## BEGIN
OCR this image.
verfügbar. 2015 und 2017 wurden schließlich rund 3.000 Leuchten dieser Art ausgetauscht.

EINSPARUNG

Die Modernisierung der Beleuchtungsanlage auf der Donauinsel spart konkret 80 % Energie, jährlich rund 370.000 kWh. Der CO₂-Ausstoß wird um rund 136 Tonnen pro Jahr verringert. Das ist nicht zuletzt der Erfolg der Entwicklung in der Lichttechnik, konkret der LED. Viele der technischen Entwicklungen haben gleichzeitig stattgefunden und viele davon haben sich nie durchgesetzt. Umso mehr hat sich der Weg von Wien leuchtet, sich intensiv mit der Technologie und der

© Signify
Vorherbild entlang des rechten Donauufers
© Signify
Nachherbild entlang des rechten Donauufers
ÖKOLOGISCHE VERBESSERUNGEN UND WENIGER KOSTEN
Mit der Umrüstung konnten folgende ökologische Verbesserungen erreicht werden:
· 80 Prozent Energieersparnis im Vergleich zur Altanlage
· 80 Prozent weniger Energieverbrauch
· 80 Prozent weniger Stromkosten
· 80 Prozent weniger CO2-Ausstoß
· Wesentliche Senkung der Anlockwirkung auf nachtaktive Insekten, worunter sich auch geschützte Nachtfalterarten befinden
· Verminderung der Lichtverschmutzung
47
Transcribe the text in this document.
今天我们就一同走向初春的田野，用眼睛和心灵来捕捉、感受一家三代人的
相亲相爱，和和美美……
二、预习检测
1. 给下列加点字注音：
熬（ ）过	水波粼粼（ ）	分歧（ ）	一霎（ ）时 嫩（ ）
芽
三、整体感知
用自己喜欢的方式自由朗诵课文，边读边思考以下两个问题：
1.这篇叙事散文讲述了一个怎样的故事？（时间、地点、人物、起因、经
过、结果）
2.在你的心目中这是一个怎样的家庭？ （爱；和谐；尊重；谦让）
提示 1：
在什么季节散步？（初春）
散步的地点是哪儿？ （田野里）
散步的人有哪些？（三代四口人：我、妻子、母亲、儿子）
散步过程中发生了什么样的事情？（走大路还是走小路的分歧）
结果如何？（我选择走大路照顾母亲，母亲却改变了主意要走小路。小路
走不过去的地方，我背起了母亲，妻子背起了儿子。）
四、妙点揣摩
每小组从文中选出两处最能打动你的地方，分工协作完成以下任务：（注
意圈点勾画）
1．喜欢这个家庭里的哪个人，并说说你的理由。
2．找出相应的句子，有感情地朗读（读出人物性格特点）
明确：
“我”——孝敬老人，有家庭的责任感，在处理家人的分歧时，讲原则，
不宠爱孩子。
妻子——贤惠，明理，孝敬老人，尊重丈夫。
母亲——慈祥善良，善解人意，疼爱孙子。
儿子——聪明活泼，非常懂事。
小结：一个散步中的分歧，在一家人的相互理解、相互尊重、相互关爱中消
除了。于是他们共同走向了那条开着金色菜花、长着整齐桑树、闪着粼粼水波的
## END
Copy all lines from the material that include "rechten".

◆ Task result:
Vorherbild entlang des rechten Donauufers
Nachherbild entlang des rechten Donauufers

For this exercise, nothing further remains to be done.